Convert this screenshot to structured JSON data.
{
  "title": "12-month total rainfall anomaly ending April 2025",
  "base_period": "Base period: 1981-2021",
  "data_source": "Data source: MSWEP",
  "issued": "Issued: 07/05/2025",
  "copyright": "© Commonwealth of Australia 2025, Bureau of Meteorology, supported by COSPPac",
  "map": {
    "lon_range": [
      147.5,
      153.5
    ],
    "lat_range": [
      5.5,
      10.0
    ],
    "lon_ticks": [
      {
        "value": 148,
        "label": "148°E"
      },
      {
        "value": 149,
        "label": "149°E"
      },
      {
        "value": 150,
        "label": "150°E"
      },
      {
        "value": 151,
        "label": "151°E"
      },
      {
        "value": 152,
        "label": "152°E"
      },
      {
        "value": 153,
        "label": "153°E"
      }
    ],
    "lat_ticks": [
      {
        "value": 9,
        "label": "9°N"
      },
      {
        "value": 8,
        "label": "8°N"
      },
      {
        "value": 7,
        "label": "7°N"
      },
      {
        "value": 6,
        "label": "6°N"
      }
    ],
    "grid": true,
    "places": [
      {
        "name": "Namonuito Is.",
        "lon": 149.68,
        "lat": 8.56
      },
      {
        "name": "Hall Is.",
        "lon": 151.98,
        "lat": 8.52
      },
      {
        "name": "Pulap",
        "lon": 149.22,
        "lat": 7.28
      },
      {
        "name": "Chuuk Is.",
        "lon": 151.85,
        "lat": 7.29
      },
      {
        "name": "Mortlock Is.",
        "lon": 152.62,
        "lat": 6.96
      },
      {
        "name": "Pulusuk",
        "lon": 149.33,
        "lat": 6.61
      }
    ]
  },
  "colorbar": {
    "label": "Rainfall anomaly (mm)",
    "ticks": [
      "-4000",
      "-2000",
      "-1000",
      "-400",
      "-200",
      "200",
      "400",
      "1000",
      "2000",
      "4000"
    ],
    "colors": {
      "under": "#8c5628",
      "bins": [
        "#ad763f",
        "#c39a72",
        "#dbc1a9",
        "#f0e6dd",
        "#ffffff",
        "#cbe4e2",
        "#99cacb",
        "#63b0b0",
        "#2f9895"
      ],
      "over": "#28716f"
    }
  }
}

> _WHAT YOU HAVE TO DO_: Type the whole listing again, unaltered.

> _FULL SOLUTION_:
Convert this screenshot to structured JSON data.
{
  "title": "12-month total rainfall anomaly ending April 2025",
  "base_period": "Base period: 1981-2021",
  "data_source": "Data source: MSWEP",
  "issued": "Issued: 07/05/2025",
  "copyright": "© Commonwealth of Australia 2025, Bureau of Meteorology, supported by COSPPac",
  "map": {
    "lon_range": [
      147.5,
      153.5
    ],
    "lat_range": [
      5.5,
      10.0
    ],
    "lon_ticks": [
      {
        "value": 148,
        "label": "148°E"
      },
      {
        "value": 149,
        "label": "149°E"
      },
      {
        "value": 150,
        "label": "150°E"
      },
      {
        "value": 151,
        "label": "151°E"
      },
      {
        "value": 152,
        "label": "152°E"
      },
      {
        "value": 153,
        "label": "153°E"
      }
    ],
    "lat_ticks": [
      {
        "value": 9,
        "label": "9°N"
      },
      {
        "value": 8,
        "label": "8°N"
      },
      {
        "value": 7,
        "label": "7°N"
      },
      {
        "value": 6,
        "label": "6°N"
      }
    ],
    "grid": true,
    "places": [
      {
        "name": "Namonuito Is.",
        "lon": 149.68,
        "lat": 8.56
      },
      {
        "name": "Hall Is.",
        "lon": 151.98,
        "lat": 8.52
      },
      {
        "name": "Pulap",
        "lon": 149.22,
        "lat": 7.28
      },
      {
        "name": "Chuuk Is.",
        "lon": 151.85,
        "lat": 7.29
      },
      {
        "name": "Mortlock Is.",
        "lon": 152.62,
        "lat": 6.96
      },
      {
        "name": "Pulusuk",
        "lon": 149.33,
        "lat": 6.61
      }
    ]
  },
  "colorbar": {
    "label": "Rainfall anomaly (mm)",
    "ticks": [
      "-4000",
      "-2000",
      "-1000",
      "-400",
      "-200",
      "200",
      "400",
      "1000",
      "2000",
      "4000"
    ],
    "colors": {
      "under": "#8c5628",
      "bins": [
        "#ad763f",
        "#c39a72",
        "#dbc1a9",
        "#f0e6dd",
        "#ffffff",
        "#cbe4e2",
        "#99cacb",
        "#63b0b0",
        "#2f9895"
      ],
      "over": "#28716f"
    }
  }
}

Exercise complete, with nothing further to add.